Direction: Using the entries that follow, state how many lines contain the word "rest". The response is that number and nothing more.

Record extracts:
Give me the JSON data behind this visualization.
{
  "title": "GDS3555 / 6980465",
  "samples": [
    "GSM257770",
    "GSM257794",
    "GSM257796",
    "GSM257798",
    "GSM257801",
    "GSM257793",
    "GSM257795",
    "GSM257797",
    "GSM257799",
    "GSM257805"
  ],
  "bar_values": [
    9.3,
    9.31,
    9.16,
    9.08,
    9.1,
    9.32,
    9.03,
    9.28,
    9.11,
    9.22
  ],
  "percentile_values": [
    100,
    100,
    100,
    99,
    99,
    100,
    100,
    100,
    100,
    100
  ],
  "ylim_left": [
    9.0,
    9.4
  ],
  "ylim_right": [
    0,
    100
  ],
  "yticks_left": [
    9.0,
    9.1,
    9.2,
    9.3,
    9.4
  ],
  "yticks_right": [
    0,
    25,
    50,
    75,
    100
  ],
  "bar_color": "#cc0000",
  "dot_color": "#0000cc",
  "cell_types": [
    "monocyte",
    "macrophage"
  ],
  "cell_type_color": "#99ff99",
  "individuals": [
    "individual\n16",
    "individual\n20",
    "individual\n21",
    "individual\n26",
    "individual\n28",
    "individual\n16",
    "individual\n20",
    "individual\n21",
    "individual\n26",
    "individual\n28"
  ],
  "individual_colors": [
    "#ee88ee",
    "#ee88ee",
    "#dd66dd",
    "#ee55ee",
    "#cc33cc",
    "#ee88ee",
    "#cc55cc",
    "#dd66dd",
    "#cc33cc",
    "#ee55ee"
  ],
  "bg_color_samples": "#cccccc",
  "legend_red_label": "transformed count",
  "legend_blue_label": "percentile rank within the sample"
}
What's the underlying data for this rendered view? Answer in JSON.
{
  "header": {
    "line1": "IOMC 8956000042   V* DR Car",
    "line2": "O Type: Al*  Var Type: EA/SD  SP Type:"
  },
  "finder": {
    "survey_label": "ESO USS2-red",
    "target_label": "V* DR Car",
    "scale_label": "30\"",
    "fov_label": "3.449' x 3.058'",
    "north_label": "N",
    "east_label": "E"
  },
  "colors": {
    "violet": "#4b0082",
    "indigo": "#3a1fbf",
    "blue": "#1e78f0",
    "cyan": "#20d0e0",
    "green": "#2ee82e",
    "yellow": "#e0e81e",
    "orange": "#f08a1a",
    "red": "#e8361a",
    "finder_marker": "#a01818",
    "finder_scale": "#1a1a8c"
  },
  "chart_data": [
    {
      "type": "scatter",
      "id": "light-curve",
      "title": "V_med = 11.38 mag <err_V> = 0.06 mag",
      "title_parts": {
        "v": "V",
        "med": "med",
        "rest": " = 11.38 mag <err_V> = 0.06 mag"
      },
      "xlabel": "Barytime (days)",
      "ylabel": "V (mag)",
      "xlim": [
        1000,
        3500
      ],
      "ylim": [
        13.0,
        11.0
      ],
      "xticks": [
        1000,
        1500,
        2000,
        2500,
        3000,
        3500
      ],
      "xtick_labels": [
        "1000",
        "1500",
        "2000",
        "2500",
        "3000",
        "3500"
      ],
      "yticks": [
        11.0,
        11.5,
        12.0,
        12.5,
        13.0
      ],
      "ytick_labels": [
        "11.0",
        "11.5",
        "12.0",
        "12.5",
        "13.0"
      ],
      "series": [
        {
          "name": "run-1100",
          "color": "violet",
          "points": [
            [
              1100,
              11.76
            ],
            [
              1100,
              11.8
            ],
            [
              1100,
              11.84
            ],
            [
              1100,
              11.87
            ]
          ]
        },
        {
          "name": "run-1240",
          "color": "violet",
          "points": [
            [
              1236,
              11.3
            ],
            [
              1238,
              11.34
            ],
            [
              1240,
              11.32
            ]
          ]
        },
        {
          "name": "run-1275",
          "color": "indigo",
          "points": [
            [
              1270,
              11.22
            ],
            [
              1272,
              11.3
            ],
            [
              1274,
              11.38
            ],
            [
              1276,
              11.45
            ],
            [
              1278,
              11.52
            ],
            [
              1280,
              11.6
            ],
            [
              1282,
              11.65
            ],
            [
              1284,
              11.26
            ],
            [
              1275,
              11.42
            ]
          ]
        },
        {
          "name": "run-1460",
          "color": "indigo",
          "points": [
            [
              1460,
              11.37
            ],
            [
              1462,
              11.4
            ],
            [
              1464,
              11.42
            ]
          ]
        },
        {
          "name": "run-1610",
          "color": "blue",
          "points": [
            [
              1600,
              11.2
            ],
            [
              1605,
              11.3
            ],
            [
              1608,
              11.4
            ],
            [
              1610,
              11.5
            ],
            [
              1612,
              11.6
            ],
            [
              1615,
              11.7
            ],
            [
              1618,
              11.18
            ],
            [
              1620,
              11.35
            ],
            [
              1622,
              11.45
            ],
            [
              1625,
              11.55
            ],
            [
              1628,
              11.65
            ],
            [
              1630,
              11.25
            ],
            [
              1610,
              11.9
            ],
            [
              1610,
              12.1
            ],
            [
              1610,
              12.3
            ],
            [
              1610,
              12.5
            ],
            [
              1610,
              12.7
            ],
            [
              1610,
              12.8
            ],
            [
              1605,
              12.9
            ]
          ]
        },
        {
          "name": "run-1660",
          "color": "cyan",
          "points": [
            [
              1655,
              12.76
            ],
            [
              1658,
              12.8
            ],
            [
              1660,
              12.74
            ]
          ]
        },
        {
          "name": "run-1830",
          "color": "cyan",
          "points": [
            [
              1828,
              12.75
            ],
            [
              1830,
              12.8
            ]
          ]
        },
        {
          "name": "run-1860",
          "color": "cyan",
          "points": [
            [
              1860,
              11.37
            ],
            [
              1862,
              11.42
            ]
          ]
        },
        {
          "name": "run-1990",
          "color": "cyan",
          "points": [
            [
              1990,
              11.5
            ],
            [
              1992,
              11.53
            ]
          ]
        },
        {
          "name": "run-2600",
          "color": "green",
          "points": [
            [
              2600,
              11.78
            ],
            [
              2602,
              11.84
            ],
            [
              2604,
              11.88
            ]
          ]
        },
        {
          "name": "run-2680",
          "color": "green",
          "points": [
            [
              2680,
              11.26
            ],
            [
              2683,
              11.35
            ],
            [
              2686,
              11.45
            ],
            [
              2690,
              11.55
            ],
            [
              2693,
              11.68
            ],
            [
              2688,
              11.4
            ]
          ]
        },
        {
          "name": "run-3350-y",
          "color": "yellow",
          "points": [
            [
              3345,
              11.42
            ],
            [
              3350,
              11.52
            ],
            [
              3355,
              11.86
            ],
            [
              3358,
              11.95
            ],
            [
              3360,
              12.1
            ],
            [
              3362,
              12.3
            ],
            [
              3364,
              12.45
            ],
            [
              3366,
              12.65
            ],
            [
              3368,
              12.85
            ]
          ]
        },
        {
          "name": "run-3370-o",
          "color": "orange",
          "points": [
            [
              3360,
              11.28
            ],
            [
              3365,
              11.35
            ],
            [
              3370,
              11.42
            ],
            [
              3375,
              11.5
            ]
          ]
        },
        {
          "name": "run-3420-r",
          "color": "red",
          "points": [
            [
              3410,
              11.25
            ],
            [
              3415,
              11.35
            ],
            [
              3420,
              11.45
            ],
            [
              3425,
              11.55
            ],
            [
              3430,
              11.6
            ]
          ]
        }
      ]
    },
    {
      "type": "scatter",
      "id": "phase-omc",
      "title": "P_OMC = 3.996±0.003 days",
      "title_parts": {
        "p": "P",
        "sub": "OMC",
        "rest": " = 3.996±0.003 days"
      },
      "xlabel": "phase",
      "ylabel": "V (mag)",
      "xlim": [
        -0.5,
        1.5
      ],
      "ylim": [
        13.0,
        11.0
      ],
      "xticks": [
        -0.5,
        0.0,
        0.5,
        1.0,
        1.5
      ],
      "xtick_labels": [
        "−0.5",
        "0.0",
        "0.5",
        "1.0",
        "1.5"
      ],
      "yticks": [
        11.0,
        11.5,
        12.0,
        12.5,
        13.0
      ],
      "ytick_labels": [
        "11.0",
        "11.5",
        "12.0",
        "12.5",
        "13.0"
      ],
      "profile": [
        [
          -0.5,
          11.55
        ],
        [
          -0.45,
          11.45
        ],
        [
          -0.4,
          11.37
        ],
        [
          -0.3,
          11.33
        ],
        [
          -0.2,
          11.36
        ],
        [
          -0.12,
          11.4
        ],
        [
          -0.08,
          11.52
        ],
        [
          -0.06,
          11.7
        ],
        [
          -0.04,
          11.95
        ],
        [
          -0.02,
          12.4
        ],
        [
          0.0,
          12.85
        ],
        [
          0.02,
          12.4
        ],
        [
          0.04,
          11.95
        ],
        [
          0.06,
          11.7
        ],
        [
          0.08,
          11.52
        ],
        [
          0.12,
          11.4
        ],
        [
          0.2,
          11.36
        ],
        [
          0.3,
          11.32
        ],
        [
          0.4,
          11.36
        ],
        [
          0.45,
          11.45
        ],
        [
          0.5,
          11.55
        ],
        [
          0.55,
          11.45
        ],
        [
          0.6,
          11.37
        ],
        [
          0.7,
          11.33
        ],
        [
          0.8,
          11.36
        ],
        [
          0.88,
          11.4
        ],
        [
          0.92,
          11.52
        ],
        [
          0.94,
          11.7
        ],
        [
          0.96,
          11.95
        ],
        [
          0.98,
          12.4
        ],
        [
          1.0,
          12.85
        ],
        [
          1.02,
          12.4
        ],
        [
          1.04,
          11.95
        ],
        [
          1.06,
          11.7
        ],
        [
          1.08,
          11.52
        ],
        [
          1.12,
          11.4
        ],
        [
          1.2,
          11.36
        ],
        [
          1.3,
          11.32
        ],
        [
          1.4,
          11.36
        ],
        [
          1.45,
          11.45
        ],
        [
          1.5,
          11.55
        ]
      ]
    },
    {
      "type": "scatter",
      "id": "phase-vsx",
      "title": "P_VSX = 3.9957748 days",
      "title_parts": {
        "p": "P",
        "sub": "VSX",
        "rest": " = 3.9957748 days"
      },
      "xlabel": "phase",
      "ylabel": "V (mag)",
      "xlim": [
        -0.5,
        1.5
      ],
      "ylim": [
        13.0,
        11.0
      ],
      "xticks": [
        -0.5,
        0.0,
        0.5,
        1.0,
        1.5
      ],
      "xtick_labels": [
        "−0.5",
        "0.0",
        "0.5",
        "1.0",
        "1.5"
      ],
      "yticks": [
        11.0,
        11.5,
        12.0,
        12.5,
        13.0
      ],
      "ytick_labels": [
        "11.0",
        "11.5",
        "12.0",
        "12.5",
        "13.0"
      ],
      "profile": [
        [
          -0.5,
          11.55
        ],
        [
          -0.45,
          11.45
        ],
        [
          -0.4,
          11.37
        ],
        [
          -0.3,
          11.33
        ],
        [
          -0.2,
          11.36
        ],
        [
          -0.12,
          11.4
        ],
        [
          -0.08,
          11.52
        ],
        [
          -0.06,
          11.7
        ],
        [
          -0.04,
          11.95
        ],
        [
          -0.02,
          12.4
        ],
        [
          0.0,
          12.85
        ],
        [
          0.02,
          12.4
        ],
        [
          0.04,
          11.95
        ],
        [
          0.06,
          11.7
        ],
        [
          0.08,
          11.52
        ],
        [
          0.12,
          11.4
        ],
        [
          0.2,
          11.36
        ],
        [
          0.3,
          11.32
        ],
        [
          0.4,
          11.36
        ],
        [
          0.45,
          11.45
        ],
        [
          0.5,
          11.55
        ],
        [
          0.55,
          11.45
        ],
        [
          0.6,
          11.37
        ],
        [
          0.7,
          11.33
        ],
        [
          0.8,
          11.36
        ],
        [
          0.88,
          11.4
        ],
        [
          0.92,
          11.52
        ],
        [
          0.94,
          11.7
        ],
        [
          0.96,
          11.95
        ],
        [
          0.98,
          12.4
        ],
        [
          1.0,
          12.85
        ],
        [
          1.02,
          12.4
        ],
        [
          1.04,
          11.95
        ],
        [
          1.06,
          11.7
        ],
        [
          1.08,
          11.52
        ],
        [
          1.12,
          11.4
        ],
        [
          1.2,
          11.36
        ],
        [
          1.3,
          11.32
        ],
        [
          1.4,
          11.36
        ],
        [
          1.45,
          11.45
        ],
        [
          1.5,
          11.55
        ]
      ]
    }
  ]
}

Response for this exercise: 3